** What is asked **
How many lines in the entries below include the string "music"? Answer with the number only.

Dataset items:

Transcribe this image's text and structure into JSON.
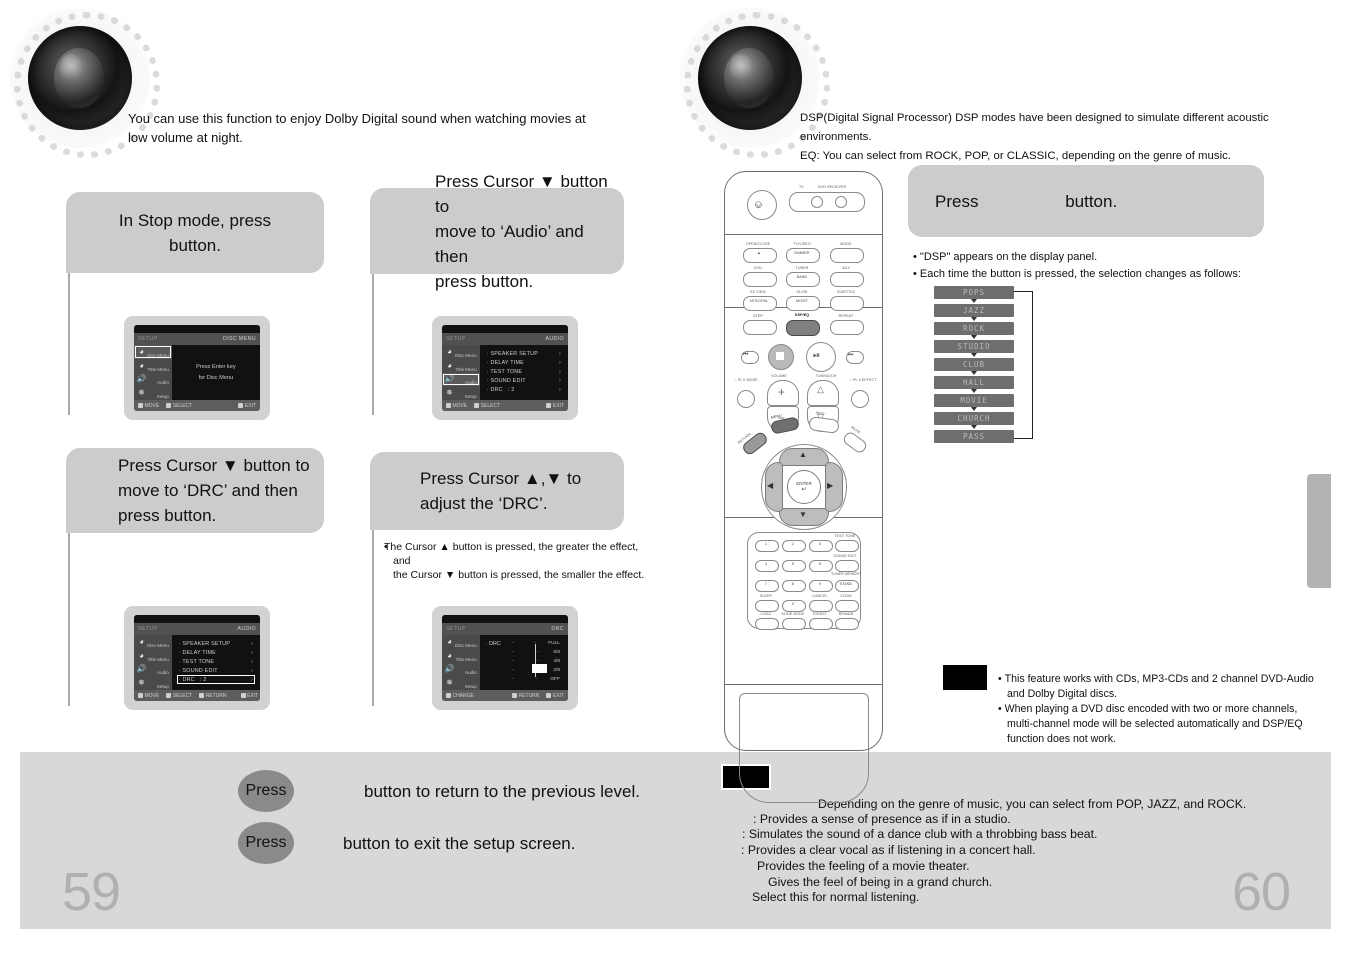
{
  "left_page": {
    "page_number": "59",
    "intro": {
      "line1": "You can use this function to enjoy Dolby Digital sound when watching movies at",
      "line2": "low volume at night."
    },
    "steps": [
      {
        "id": "step-1",
        "text": "In Stop mode, press button.",
        "line1": "In Stop mode, press",
        "line2": "button."
      },
      {
        "id": "step-2",
        "text": "Press Cursor ▼ button to move to ‘Audio’ and then press button.",
        "line1": "Press Cursor ▼ button to",
        "line2": "move to ‘Audio’ and then",
        "line3": "press            button."
      },
      {
        "id": "step-3",
        "text": "Press Cursor ▼ button to move to ‘DRC’ and then press button.",
        "line1": "Press Cursor ▼ button to",
        "line2": "move to ‘DRC’ and then",
        "line3": "press            button."
      },
      {
        "id": "step-4",
        "text": "Press Cursor ▲,▼ to adjust the ‘DRC’.",
        "line1": "Press Cursor ▲,▼ to",
        "line2": "adjust the ‘DRC’.",
        "note1": "The Cursor ▲ button is pressed, the greater the effect, and",
        "note2": "the Cursor ▼ button is pressed, the smaller the effect."
      }
    ],
    "screens": [
      {
        "id": "screen-disc-menu",
        "left_title": "SETUP",
        "right_title": "DISC MENU",
        "center_line1": "Press Enter key",
        "center_line2": "for Disc Menu",
        "sidebar": [
          "Disc Menu",
          "Title Menu",
          "Audio",
          "Setup"
        ],
        "selected_sidebar": "Disc Menu",
        "footer": [
          "MOVE",
          "SELECT",
          "EXIT"
        ]
      },
      {
        "id": "screen-audio-menu",
        "left_title": "SETUP",
        "right_title": "AUDIO",
        "sidebar": [
          "Disc Menu",
          "Title Menu",
          "Audio",
          "Setup"
        ],
        "selected_sidebar": "Audio",
        "rows": [
          {
            "label": "SPEAKER SETUP",
            "value": ""
          },
          {
            "label": "DELAY TIME",
            "value": ""
          },
          {
            "label": "TEST TONE",
            "value": ""
          },
          {
            "label": "SOUND EDIT",
            "value": ""
          },
          {
            "label": "DRC",
            "value": ": 2"
          }
        ],
        "highlight_row": -1,
        "footer": [
          "MOVE",
          "SELECT",
          "EXIT"
        ]
      },
      {
        "id": "screen-audio-drc-highlight",
        "left_title": "SETUP",
        "right_title": "AUDIO",
        "sidebar": [
          "Disc Menu",
          "Title Menu",
          "Audio",
          "Setup"
        ],
        "selected_sidebar": "Audio",
        "rows": [
          {
            "label": "SPEAKER SETUP",
            "value": ""
          },
          {
            "label": "DELAY TIME",
            "value": ""
          },
          {
            "label": "TEST TONE",
            "value": ""
          },
          {
            "label": "SOUND EDIT",
            "value": ""
          },
          {
            "label": "DRC",
            "value": ": 2"
          }
        ],
        "highlight_row": 4,
        "footer": [
          "MOVE",
          "SELECT",
          "RETURN",
          "EXIT"
        ]
      },
      {
        "id": "screen-drc-slider",
        "left_title": "SETUP",
        "right_title": "DRC",
        "sidebar": [
          "Disc Menu",
          "Title Menu",
          "Audio",
          "Setup"
        ],
        "selected_sidebar": "",
        "row_label": "DRC",
        "ticks": [
          "FULL",
          "6/8",
          "4/8",
          "2/8",
          "OFF"
        ],
        "selected_tick": "2/8",
        "footer": [
          "CHANGE",
          "RETURN",
          "EXIT"
        ]
      }
    ],
    "footer_actions": [
      {
        "pill": "Press",
        "text": "button to return to the previous level."
      },
      {
        "pill": "Press",
        "text": "button to exit the setup screen."
      }
    ]
  },
  "right_page": {
    "page_number": "60",
    "intro": {
      "line1": "DSP(Digital Signal Processor) DSP modes have been designed to simulate different acoustic environments.",
      "line2": "EQ: You can select from ROCK, POP, or CLASSIC, depending on the genre of music."
    },
    "step": {
      "id": "step-dsp",
      "line1": "Press",
      "line2": "button."
    },
    "bullets": [
      "\"DSP\" appears on the display panel.",
      "Each time the button is pressed, the selection changes as follows:"
    ],
    "dsp_modes": [
      "POPS",
      "JAZZ",
      "ROCK",
      "STUDIO",
      "CLUB",
      "HALL",
      "MOVIE",
      "CHURCH",
      "PASS"
    ],
    "note": {
      "bullets": [
        "This feature works with CDs, MP3-CDs and 2 channel DVD-Audio and Dolby Digital discs.",
        "When playing a DVD disc encoded with two or more channels, multi-channel mode will be selected automatically and DSP/EQ function does not work."
      ]
    },
    "descriptions": [
      "Depending on the genre of music, you can select from POP, JAZZ, and ROCK.",
      ": Provides a sense of presence as if in a studio.",
      ": Simulates the sound of a dance club with a throbbing bass beat.",
      ": Provides a clear vocal as if listening in a concert hall.",
      "Provides the feeling of a movie theater.",
      "Gives the feel of being in a grand church.",
      "Select this for normal listening."
    ]
  },
  "remote": {
    "name": "dvd-receiver-remote-control",
    "groups": {
      "power_row": {
        "power": "⏻/I",
        "tv": "TV",
        "dvd_receiver": "DVD RECEIVER"
      },
      "row1": [
        {
          "top": "OPEN/CLOSE",
          "inner": "▲"
        },
        {
          "top": "TV/VIDEO",
          "inner": "DIMMER"
        },
        {
          "top": "MODE",
          "inner": ""
        }
      ],
      "row2": [
        {
          "top": "DVD",
          "inner": ""
        },
        {
          "top": "TUNER",
          "inner": "BAND"
        },
        {
          "top": "AUX",
          "inner": ""
        }
      ],
      "row3": [
        {
          "top": "EZ VIEW",
          "inner": "NTSC/PAL"
        },
        {
          "top": "SLOW",
          "inner": "MO/ST"
        },
        {
          "top": "SUBTITLE",
          "inner": ""
        }
      ],
      "row4": [
        {
          "top": "STEP",
          "inner": ""
        },
        {
          "top": "DSP/EQ",
          "inner": "",
          "highlighted": true
        },
        {
          "top": "REPEAT",
          "inner": ""
        }
      ],
      "transport": [
        "⏮",
        "■",
        "▶❙❙",
        "⏭"
      ],
      "volume_label": "VOLUME",
      "tuning_label": "TUNING/CH",
      "plii_mode": "∴ PL II MODE",
      "plii_effect": "∴ PL II EFFECT",
      "menu": "MENU",
      "info": "INFO",
      "return": "RETURN",
      "mute": "MUTE",
      "enter": "ENTER",
      "keypad": [
        [
          "1",
          "2",
          "3"
        ],
        [
          "4",
          "5",
          "6"
        ],
        [
          "7",
          "8",
          "9"
        ]
      ],
      "right_col": [
        "TEST TONE",
        "SOUND EDIT",
        "TUNER MEMORY",
        "ZOOM",
        "REMAIN"
      ],
      "bottom_row": [
        {
          "top": "SLEEP",
          "inner": ""
        },
        {
          "top": "",
          "inner": "0"
        },
        {
          "top": "CANCEL",
          "inner": ""
        },
        {
          "top": "ZOOM",
          "inner": ""
        }
      ],
      "last_row": [
        {
          "top": "LOGO",
          "inner": ""
        },
        {
          "top": "SLIDE MODE",
          "inner": ""
        },
        {
          "top": "DIGEST",
          "inner": ""
        },
        {
          "top": "REMAIN",
          "inner": ""
        }
      ],
      "stand_by_inner": "STAND"
    }
  },
  "colors": {
    "band": "#d8d8d8",
    "bubble": "#cccccc",
    "tv_bezel": "#d2d2d2",
    "dsp_item": "#6e6e6e",
    "pill": "#8a8a8a",
    "page_number": "#b0b0b0",
    "edge_tab": "#b3b3b3"
  }
}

** Answer to the exercise **
2